=== PROBLEM TO SOLVE ===
Drop every picture, then transcribe the remaining data exactly.

## start DATASET EXCERPTS

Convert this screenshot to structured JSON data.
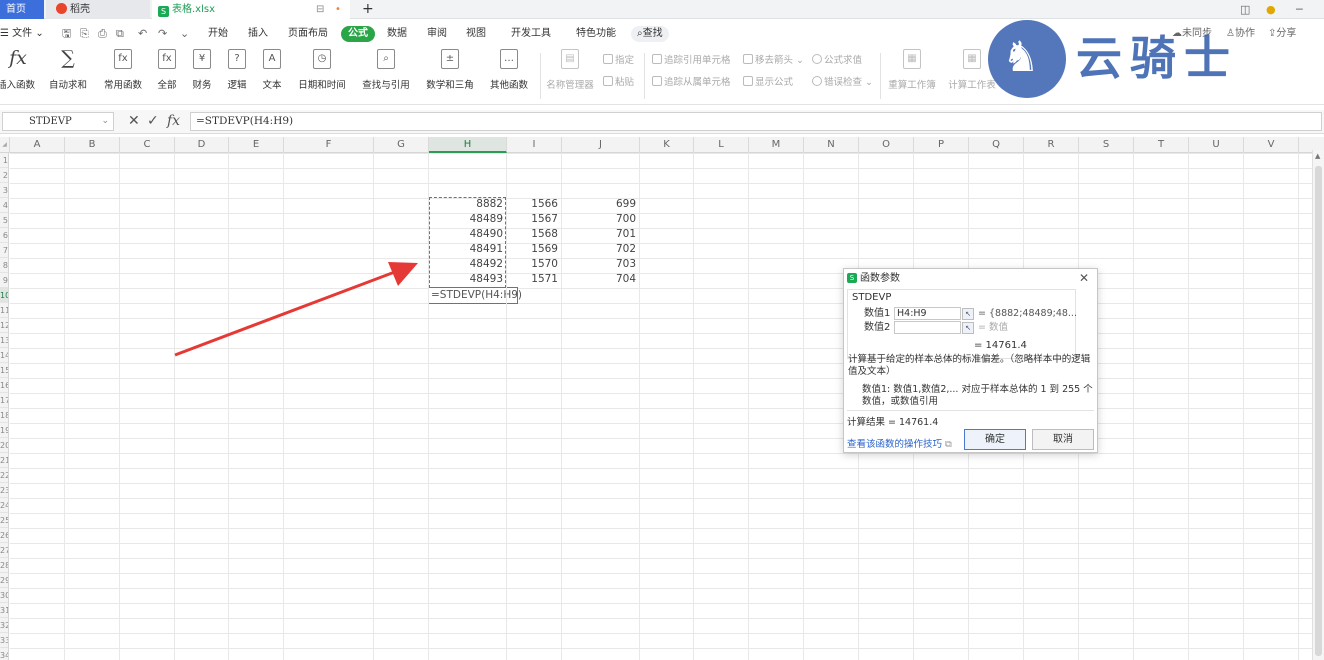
{
  "tabs": {
    "home": "首页",
    "daoke": "稻壳",
    "file": "表格.xlsx",
    "new_tab": "+",
    "dot": "•"
  },
  "menubar": {
    "file_menu": "文件",
    "items": [
      "开始",
      "插入",
      "页面布局",
      "公式",
      "数据",
      "审阅",
      "视图",
      "开发工具",
      "特色功能"
    ],
    "active_index": 3,
    "search": "查找",
    "right": {
      "sync": "未同步",
      "collab": "协作",
      "share": "分享"
    }
  },
  "ribbon": {
    "buttons": [
      {
        "label": "插入函数",
        "icon": "fx"
      },
      {
        "label": "自动求和",
        "icon": "∑"
      },
      {
        "label": "常用函数",
        "icon": "fx"
      },
      {
        "label": "全部",
        "icon": "fx"
      },
      {
        "label": "财务",
        "icon": "¥"
      },
      {
        "label": "逻辑",
        "icon": "?"
      },
      {
        "label": "文本",
        "icon": "A"
      },
      {
        "label": "日期和时间",
        "icon": "◷"
      },
      {
        "label": "查找与引用",
        "icon": "⌕"
      },
      {
        "label": "数学和三角",
        "icon": "±"
      },
      {
        "label": "其他函数",
        "icon": "…"
      }
    ],
    "name_manager": "名称管理器",
    "define": "指定",
    "paste": "粘贴",
    "trace_precedents": "追踪引用单元格",
    "trace_dependents": "追踪从属单元格",
    "remove_arrows": "移去箭头",
    "show_formulas": "显示公式",
    "evaluate": "公式求值",
    "error_check": "错误检查",
    "recalc_sheet": "重算工作簿",
    "calc_sheet": "计算工作表"
  },
  "watermark": {
    "text": "云骑士"
  },
  "formula_bar": {
    "name_box": "STDEVP",
    "formula": "=STDEVP(H4:H9)",
    "cancel_icon": "✕",
    "confirm_icon": "✓",
    "fx_label": "fx"
  },
  "columns": [
    "A",
    "B",
    "C",
    "D",
    "E",
    "F",
    "G",
    "H",
    "I",
    "J",
    "K",
    "L",
    "M",
    "N",
    "O",
    "P",
    "Q",
    "R",
    "S",
    "T",
    "U",
    "V"
  ],
  "selected_column": "H",
  "rows": [
    "1",
    "2",
    "3",
    "4",
    "5",
    "6",
    "7",
    "8",
    "9",
    "10",
    "11",
    "12",
    "13",
    "14",
    "15",
    "16",
    "17",
    "18",
    "19",
    "20",
    "21",
    "22",
    "23",
    "24",
    "25",
    "26",
    "27",
    "28",
    "29",
    "30",
    "31",
    "32",
    "33",
    "34"
  ],
  "selected_row": "10",
  "cells": {
    "h": [
      "8882",
      "48489",
      "48490",
      "48491",
      "48492",
      "48493"
    ],
    "i": [
      "1566",
      "1567",
      "1568",
      "1569",
      "1570",
      "1571"
    ],
    "j": [
      "699",
      "700",
      "701",
      "702",
      "703",
      "704"
    ],
    "active": "=STDEVP(H4:H9)"
  },
  "dialog": {
    "title": "函数参数",
    "function_name": "STDEVP",
    "arg1_label": "数值1",
    "arg1_value": "H4:H9",
    "arg1_result": "= {8882;48489;48...",
    "arg2_label": "数值2",
    "arg2_value": "",
    "arg2_result": "= 数值",
    "result_mid": "= 14761.4",
    "description": "计算基于给定的样本总体的标准偏差。（忽略样本中的逻辑值及文本）",
    "arg_desc": "数值1: 数值1,数值2,... 对应于样本总体的 1 到 255 个数值，或数值引用",
    "calc_result": "计算结果 = 14761.4",
    "help_link": "查看该函数的操作技巧",
    "ok": "确定",
    "cancel": "取消",
    "close_icon": "✕"
  },
  "colors": {
    "accent_green": "#2aa548",
    "tab_blue": "#3d6fdc",
    "arrow_red": "#e53935",
    "watermark_blue": "#3b64b0"
  }
}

## end DATASET EXCERPTS

=== SOLUTION TO THE PROBLEM ===
Convert this screenshot to structured JSON data.
{
  "tabs": {
    "home": "首页",
    "daoke": "稻壳",
    "file": "表格.xlsx",
    "new_tab": "+",
    "dot": "•"
  },
  "menubar": {
    "file_menu": "文件",
    "items": [
      "开始",
      "插入",
      "页面布局",
      "公式",
      "数据",
      "审阅",
      "视图",
      "开发工具",
      "特色功能"
    ],
    "active_index": 3,
    "search": "查找",
    "right": {
      "sync": "未同步",
      "collab": "协作",
      "share": "分享"
    }
  },
  "ribbon": {
    "buttons": [
      {
        "label": "插入函数",
        "icon": "fx"
      },
      {
        "label": "自动求和",
        "icon": "∑"
      },
      {
        "label": "常用函数",
        "icon": "fx"
      },
      {
        "label": "全部",
        "icon": "fx"
      },
      {
        "label": "财务",
        "icon": "¥"
      },
      {
        "label": "逻辑",
        "icon": "?"
      },
      {
        "label": "文本",
        "icon": "A"
      },
      {
        "label": "日期和时间",
        "icon": "◷"
      },
      {
        "label": "查找与引用",
        "icon": "⌕"
      },
      {
        "label": "数学和三角",
        "icon": "±"
      },
      {
        "label": "其他函数",
        "icon": "…"
      }
    ],
    "name_manager": "名称管理器",
    "define": "指定",
    "paste": "粘贴",
    "trace_precedents": "追踪引用单元格",
    "trace_dependents": "追踪从属单元格",
    "remove_arrows": "移去箭头",
    "show_formulas": "显示公式",
    "evaluate": "公式求值",
    "error_check": "错误检查",
    "recalc_sheet": "重算工作簿",
    "calc_sheet": "计算工作表"
  },
  "watermark": {
    "text": "云骑士"
  },
  "formula_bar": {
    "name_box": "STDEVP",
    "formula": "=STDEVP(H4:H9)",
    "cancel_icon": "✕",
    "confirm_icon": "✓",
    "fx_label": "fx"
  },
  "columns": [
    "A",
    "B",
    "C",
    "D",
    "E",
    "F",
    "G",
    "H",
    "I",
    "J",
    "K",
    "L",
    "M",
    "N",
    "O",
    "P",
    "Q",
    "R",
    "S",
    "T",
    "U",
    "V"
  ],
  "selected_column": "H",
  "rows": [
    "1",
    "2",
    "3",
    "4",
    "5",
    "6",
    "7",
    "8",
    "9",
    "10",
    "11",
    "12",
    "13",
    "14",
    "15",
    "16",
    "17",
    "18",
    "19",
    "20",
    "21",
    "22",
    "23",
    "24",
    "25",
    "26",
    "27",
    "28",
    "29",
    "30",
    "31",
    "32",
    "33",
    "34"
  ],
  "selected_row": "10",
  "cells": {
    "h": [
      "8882",
      "48489",
      "48490",
      "48491",
      "48492",
      "48493"
    ],
    "i": [
      "1566",
      "1567",
      "1568",
      "1569",
      "1570",
      "1571"
    ],
    "j": [
      "699",
      "700",
      "701",
      "702",
      "703",
      "704"
    ],
    "active": "=STDEVP(H4:H9)"
  },
  "dialog": {
    "title": "函数参数",
    "function_name": "STDEVP",
    "arg1_label": "数值1",
    "arg1_value": "H4:H9",
    "arg1_result": "= {8882;48489;48...",
    "arg2_label": "数值2",
    "arg2_value": "",
    "arg2_result": "= 数值",
    "result_mid": "= 14761.4",
    "description": "计算基于给定的样本总体的标准偏差。（忽略样本中的逻辑值及文本）",
    "arg_desc": "数值1: 数值1,数值2,... 对应于样本总体的 1 到 255 个数值，或数值引用",
    "calc_result": "计算结果 = 14761.4",
    "help_link": "查看该函数的操作技巧",
    "ok": "确定",
    "cancel": "取消",
    "close_icon": "✕"
  },
  "colors": {
    "accent_green": "#2aa548",
    "tab_blue": "#3d6fdc",
    "arrow_red": "#e53935",
    "watermark_blue": "#3b64b0"
  }
}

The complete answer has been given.